[Start of Data shown]
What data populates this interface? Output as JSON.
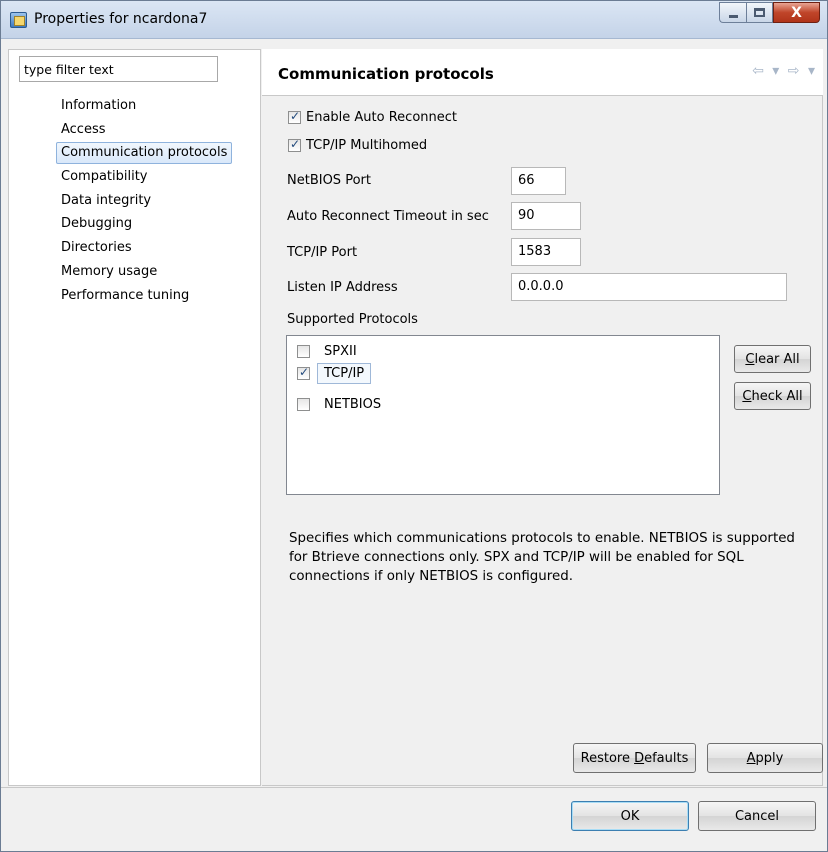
{
  "window": {
    "title": "Properties for ncardona7",
    "close_glyph": "X"
  },
  "filter": {
    "value": "type filter text"
  },
  "nav": {
    "items": [
      {
        "label": "Information"
      },
      {
        "label": "Access"
      },
      {
        "label": "Communication protocols",
        "selected": true
      },
      {
        "label": "Compatibility"
      },
      {
        "label": "Data integrity"
      },
      {
        "label": "Debugging"
      },
      {
        "label": "Directories"
      },
      {
        "label": "Memory usage"
      },
      {
        "label": "Performance tuning"
      }
    ]
  },
  "page": {
    "title": "Communication protocols",
    "back_arrow": "⇦ ▾",
    "forward_arrow": "⇨ ▾"
  },
  "options": {
    "enable_auto_reconnect": {
      "label": "Enable Auto Reconnect",
      "checked": true
    },
    "tcpip_multihomed": {
      "label": "TCP/IP Multihomed",
      "checked": true
    }
  },
  "fields": {
    "netbios_port": {
      "label": "NetBIOS Port",
      "value": "66"
    },
    "auto_reconnect_timeout": {
      "label": "Auto Reconnect Timeout in sec",
      "value": "90"
    },
    "tcpip_port": {
      "label": "TCP/IP Port",
      "value": "1583"
    },
    "listen_ip": {
      "label": "Listen IP Address",
      "value": "0.0.0.0"
    }
  },
  "protocols": {
    "label": "Supported Protocols",
    "items": [
      {
        "label": "SPXII",
        "checked": false
      },
      {
        "label": "TCP/IP",
        "checked": true
      },
      {
        "label": "NETBIOS",
        "checked": false
      }
    ],
    "clear_all_label": "lear All",
    "clear_all_mnemonic": "C",
    "check_all_label": "heck All",
    "check_all_mnemonic": "C"
  },
  "description": "Specifies which communications protocols to enable. NETBIOS is supported for Btrieve connections only. SPX and TCP/IP will be enabled for SQL connections if only NETBIOS is configured.",
  "buttons": {
    "restore_defaults_prefix": "Restore ",
    "restore_defaults_mnemonic": "D",
    "restore_defaults_suffix": "efaults",
    "apply_mnemonic": "A",
    "apply_suffix": "pply",
    "ok": "OK",
    "cancel": "Cancel"
  }
}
[End of Data shown]
Task details:
Go through the records and pull out each line that includes the word "title".

Full answer:
    "title": "Properties for ncardona7",
    "title": "Communication protocols",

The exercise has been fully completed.